* What is being asked: Lines from the one containing "Transcribe the text in this document." through the end of the data are to be returned exactly, and no others.
--- BEGIN ---
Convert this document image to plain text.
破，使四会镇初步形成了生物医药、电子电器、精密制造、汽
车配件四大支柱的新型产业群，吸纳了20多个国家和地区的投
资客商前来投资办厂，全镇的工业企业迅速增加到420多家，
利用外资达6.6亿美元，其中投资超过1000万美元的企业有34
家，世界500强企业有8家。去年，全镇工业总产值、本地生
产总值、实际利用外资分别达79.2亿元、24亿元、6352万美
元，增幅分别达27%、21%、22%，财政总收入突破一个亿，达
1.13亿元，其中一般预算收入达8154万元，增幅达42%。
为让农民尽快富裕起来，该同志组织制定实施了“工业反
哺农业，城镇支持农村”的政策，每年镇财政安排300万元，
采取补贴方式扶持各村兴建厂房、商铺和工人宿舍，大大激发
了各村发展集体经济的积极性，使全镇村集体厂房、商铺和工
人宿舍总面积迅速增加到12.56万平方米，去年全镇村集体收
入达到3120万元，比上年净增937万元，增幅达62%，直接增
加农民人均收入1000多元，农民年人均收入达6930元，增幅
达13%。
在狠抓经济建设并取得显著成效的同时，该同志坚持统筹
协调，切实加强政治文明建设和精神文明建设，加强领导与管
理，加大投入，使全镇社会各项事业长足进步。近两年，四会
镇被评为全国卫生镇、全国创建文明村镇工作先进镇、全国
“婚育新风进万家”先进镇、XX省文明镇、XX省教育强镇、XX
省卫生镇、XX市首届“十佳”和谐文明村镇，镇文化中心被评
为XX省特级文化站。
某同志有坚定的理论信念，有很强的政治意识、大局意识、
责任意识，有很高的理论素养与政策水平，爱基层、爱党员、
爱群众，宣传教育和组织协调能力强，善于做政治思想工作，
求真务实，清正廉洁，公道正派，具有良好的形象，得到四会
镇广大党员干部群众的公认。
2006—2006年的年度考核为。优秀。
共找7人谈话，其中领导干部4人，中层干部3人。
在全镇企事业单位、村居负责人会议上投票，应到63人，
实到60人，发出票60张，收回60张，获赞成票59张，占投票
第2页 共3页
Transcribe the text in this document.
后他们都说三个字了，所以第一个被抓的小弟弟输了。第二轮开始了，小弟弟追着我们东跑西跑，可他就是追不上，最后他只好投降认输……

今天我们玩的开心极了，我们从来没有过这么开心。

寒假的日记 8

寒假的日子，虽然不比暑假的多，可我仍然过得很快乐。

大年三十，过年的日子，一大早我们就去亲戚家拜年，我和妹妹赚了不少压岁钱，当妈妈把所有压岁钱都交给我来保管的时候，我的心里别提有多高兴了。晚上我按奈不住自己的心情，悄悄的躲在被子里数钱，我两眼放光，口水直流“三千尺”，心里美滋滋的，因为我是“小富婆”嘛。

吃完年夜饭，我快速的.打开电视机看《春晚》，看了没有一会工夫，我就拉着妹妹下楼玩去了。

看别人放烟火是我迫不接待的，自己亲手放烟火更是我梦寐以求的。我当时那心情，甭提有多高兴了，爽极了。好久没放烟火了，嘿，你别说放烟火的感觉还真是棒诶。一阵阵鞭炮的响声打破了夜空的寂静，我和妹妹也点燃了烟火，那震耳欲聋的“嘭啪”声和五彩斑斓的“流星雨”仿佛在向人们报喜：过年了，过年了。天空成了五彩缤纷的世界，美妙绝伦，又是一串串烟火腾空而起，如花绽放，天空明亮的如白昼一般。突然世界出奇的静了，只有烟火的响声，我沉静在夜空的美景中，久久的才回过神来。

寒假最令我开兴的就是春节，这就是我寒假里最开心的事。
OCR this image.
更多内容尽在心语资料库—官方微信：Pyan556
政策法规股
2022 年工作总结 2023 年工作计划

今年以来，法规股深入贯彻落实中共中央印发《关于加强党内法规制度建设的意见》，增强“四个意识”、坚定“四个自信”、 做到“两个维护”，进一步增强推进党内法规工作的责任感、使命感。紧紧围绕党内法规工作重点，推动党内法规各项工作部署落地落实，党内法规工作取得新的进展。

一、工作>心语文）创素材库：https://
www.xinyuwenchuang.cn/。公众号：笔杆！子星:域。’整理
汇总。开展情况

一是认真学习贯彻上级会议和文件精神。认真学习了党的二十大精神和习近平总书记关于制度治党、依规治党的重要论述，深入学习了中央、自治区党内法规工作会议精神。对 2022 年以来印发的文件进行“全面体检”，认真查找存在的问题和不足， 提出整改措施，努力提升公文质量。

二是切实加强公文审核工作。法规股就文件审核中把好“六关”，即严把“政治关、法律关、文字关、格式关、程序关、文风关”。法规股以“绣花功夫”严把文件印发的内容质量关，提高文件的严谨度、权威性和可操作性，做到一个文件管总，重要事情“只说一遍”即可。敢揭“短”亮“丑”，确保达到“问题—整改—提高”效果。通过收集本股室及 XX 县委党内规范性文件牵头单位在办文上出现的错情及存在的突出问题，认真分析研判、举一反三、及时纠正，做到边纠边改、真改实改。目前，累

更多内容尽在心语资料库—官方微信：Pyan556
--- END ---
* Answer to this exercise:
Transcribe the text in this document.
后他们都说三个字了，所以第一个被抓的小弟弟输了。第二轮开始了，小弟弟追着我们东跑西跑，可他就是追不上，最后他只好投降认输……

今天我们玩的开心极了，我们从来没有过这么开心。

寒假的日记 8

寒假的日子，虽然不比暑假的多，可我仍然过得很快乐。

大年三十，过年的日子，一大早我们就去亲戚家拜年，我和妹妹赚了不少压岁钱，当妈妈把所有压岁钱都交给我来保管的时候，我的心里别提有多高兴了。晚上我按奈不住自己的心情，悄悄的躲在被子里数钱，我两眼放光，口水直流“三千尺”，心里美滋滋的，因为我是“小富婆”嘛。

吃完年夜饭，我快速的.打开电视机看《春晚》，看了没有一会工夫，我就拉着妹妹下楼玩去了。

看别人放烟火是我迫不接待的，自己亲手放烟火更是我梦寐以求的。我当时那心情，甭提有多高兴了，爽极了。好久没放烟火了，嘿，你别说放烟火的感觉还真是棒诶。一阵阵鞭炮的响声打破了夜空的寂静，我和妹妹也点燃了烟火，那震耳欲聋的“嘭啪”声和五彩斑斓的“流星雨”仿佛在向人们报喜：过年了，过年了。天空成了五彩缤纷的世界，美妙绝伦，又是一串串烟火腾空而起，如花绽放，天空明亮的如白昼一般。突然世界出奇的静了，只有烟火的响声，我沉静在夜空的美景中，久久的才回过神来。

寒假最令我开兴的就是春节，这就是我寒假里最开心的事。
OCR this image.
更多内容尽在心语资料库—官方微信：Pyan556
政策法规股
2022 年工作总结 2023 年工作计划

今年以来，法规股深入贯彻落实中共中央印发《关于加强党内法规制度建设的意见》，增强“四个意识”、坚定“四个自信”、 做到“两个维护”，进一步增强推进党内法规工作的责任感、使命感。紧紧围绕党内法规工作重点，推动党内法规各项工作部署落地落实，党内法规工作取得新的进展。

一、工作>心语文）创素材库：https://
www.xinyuwenchuang.cn/。公众号：笔杆！子星:域。’整理
汇总。开展情况

一是认真学习贯彻上级会议和文件精神。认真学习了党的二十大精神和习近平总书记关于制度治党、依规治党的重要论述，深入学习了中央、自治区党内法规工作会议精神。对 2022 年以来印发的文件进行“全面体检”，认真查找存在的问题和不足， 提出整改措施，努力提升公文质量。

二是切实加强公文审核工作。法规股就文件审核中把好“六关”，即严把“政治关、法律关、文字关、格式关、程序关、文风关”。法规股以“绣花功夫”严把文件印发的内容质量关，提高文件的严谨度、权威性和可操作性，做到一个文件管总，重要事情“只说一遍”即可。敢揭“短”亮“丑”，确保达到“问题—整改—提高”效果。通过收集本股室及 XX 县委党内规范性文件牵头单位在办文上出现的错情及存在的突出问题，认真分析研判、举一反三、及时纠正，做到边纠边改、真改实改。目前，累

更多内容尽在心语资料库—官方微信：Pyan556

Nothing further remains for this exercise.